_Task details_
Pick every line from the data that holds the word "填个体编号".

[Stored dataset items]
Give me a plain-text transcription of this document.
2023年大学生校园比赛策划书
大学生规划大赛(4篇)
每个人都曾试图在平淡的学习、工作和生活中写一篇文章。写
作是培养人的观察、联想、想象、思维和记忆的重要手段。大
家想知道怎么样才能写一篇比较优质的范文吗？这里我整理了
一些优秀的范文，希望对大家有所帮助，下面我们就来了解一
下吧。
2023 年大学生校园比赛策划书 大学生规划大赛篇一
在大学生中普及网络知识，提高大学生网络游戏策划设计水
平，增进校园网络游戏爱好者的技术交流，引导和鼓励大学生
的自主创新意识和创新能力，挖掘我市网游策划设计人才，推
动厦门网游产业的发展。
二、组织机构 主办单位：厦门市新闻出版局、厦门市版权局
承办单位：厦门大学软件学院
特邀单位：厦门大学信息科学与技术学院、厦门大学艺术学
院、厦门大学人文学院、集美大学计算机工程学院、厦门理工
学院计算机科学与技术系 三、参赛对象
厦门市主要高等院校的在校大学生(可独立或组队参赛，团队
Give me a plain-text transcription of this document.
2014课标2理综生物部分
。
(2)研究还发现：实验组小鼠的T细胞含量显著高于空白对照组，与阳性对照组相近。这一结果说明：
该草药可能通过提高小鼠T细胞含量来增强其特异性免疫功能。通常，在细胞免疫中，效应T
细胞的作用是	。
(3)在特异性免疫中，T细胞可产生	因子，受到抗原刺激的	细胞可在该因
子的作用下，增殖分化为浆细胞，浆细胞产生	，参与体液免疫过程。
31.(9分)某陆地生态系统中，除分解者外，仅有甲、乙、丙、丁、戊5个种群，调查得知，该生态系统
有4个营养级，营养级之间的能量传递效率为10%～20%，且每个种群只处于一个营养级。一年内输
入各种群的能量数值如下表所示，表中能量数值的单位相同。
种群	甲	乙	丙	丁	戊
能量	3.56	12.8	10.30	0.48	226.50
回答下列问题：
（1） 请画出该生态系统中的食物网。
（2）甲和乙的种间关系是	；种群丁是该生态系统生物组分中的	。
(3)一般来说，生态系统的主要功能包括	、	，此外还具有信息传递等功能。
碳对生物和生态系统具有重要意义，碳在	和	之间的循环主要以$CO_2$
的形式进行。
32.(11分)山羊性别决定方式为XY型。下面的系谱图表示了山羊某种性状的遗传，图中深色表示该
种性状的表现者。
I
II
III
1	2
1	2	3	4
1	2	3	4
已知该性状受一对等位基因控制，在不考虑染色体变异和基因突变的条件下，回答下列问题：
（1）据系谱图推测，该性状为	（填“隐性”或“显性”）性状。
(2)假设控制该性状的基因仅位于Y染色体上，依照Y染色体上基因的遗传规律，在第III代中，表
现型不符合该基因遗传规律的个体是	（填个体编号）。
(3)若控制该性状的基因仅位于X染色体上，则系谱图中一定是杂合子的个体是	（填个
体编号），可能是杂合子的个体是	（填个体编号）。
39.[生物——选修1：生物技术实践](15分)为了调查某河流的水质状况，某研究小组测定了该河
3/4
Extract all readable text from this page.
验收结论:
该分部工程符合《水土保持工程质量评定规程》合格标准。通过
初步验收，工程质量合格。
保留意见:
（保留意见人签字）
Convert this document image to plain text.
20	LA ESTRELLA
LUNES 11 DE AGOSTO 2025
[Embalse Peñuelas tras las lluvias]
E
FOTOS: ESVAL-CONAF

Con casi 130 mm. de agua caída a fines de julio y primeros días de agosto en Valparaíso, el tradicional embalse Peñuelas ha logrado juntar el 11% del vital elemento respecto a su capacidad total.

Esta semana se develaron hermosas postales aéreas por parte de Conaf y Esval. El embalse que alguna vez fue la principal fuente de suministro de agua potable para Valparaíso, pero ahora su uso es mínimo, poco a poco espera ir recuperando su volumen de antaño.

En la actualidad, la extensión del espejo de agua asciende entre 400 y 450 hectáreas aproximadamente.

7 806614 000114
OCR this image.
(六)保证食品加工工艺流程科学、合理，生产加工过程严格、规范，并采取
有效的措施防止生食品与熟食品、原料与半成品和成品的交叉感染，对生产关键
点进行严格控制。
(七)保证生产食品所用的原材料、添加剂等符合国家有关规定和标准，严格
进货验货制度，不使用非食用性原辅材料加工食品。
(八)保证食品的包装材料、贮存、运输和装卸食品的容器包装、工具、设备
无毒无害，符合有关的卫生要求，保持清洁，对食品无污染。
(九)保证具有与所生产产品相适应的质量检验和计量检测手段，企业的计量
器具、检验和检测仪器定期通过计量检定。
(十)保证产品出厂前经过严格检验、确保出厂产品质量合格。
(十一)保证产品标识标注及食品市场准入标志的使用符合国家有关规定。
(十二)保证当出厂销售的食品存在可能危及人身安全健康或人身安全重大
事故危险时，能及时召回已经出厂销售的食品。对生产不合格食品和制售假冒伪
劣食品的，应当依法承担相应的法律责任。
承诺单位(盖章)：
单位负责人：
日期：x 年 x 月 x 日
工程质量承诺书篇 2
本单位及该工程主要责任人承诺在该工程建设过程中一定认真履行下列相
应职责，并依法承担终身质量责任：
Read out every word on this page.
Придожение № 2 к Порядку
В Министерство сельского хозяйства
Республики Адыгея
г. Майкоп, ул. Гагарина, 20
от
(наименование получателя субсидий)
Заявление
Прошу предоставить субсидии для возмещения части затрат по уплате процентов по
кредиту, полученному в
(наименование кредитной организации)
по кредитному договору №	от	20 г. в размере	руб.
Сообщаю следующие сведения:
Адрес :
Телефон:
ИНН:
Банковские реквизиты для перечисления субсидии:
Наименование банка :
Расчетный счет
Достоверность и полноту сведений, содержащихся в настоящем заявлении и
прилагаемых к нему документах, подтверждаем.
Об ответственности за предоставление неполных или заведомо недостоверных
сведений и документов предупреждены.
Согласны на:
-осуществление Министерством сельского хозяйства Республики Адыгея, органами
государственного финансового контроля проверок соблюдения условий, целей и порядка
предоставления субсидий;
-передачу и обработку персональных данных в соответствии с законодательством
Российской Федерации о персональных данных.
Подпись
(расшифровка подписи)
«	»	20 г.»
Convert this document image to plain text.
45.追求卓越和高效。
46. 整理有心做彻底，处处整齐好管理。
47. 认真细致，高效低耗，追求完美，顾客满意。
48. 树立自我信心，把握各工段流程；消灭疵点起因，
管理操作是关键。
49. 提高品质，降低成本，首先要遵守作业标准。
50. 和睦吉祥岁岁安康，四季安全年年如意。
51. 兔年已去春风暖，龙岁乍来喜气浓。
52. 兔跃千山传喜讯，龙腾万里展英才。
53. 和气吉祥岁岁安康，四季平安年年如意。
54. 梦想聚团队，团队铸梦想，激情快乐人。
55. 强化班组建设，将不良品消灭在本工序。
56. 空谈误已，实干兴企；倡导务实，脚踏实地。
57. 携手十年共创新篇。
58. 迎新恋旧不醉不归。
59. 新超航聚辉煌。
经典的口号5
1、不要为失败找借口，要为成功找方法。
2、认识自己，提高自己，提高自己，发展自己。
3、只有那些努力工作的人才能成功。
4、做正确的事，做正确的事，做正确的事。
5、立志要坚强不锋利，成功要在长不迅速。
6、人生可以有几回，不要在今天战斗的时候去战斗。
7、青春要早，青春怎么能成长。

_The output_
现型不符合该基因遗传规律的个体是	（填个体编号）。
体编号），可能是杂合子的个体是	（填个体编号）。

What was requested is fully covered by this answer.